Exercise task –
Reproduce the listing below exactly, minus its pictures.

Material provided –

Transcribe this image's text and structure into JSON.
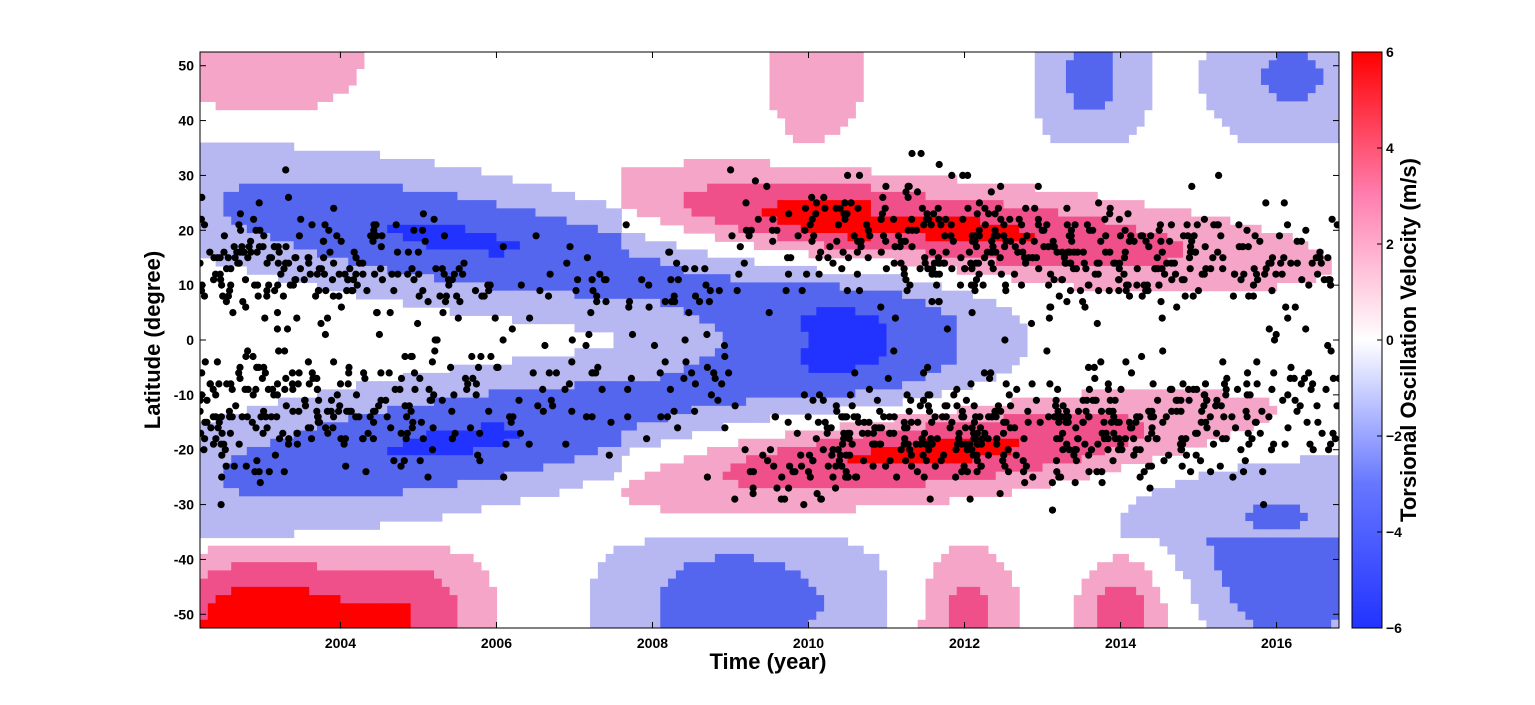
{
  "chart_data": {
    "type": "heatmap",
    "title": "",
    "xlabel": "Time (year)",
    "ylabel": "Latitude (degree)",
    "colorbar_label": "Torsional Oscillation Velocity (m/s)",
    "xlim": [
      2002.2,
      2016.8
    ],
    "ylim": [
      -52.5,
      52.5
    ],
    "clim": [
      -6,
      6
    ],
    "x_ticks": [
      2004,
      2006,
      2008,
      2010,
      2012,
      2014,
      2016
    ],
    "y_ticks": [
      -50,
      -40,
      -30,
      -20,
      -10,
      0,
      10,
      20,
      30,
      40,
      50
    ],
    "colorbar_ticks": [
      -6,
      -4,
      -2,
      0,
      2,
      4,
      6
    ],
    "colormap": {
      "negative_strong": "#2233ff",
      "negative_mid": "#5566ee",
      "negative_weak": "#b7b7f2",
      "zero": "#ffffff",
      "positive_weak": "#f5a6c8",
      "positive_mid": "#f0508a",
      "positive_strong": "#ff0000"
    },
    "grid": false,
    "overlay": {
      "type": "scatter",
      "marker": "filled-circle",
      "color": "#000000",
      "description_bands": "sunspot positions: northern branch drifting from ~15° (2002) toward ~8° (2016); southern branch from ~-15° to ~-12°"
    }
  }
}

Task result –
Transcribe this image's text and structure into JSON.
{
  "chart_data": {
    "type": "heatmap",
    "title": "",
    "xlabel": "Time (year)",
    "ylabel": "Latitude (degree)",
    "colorbar_label": "Torsional Oscillation Velocity (m/s)",
    "xlim": [
      2002.2,
      2016.8
    ],
    "ylim": [
      -52.5,
      52.5
    ],
    "clim": [
      -6,
      6
    ],
    "x_ticks": [
      2004,
      2006,
      2008,
      2010,
      2012,
      2014,
      2016
    ],
    "y_ticks": [
      -50,
      -40,
      -30,
      -20,
      -10,
      0,
      10,
      20,
      30,
      40,
      50
    ],
    "colorbar_ticks": [
      -6,
      -4,
      -2,
      0,
      2,
      4,
      6
    ],
    "colormap": {
      "negative_strong": "#2233ff",
      "negative_mid": "#5566ee",
      "negative_weak": "#b7b7f2",
      "zero": "#ffffff",
      "positive_weak": "#f5a6c8",
      "positive_mid": "#f0508a",
      "positive_strong": "#ff0000"
    },
    "grid": false,
    "overlay": {
      "type": "scatter",
      "marker": "filled-circle",
      "color": "#000000",
      "description_bands": "sunspot positions: northern branch drifting from ~15° (2002) toward ~8° (2016); southern branch from ~-15° to ~-12°"
    }
  }
}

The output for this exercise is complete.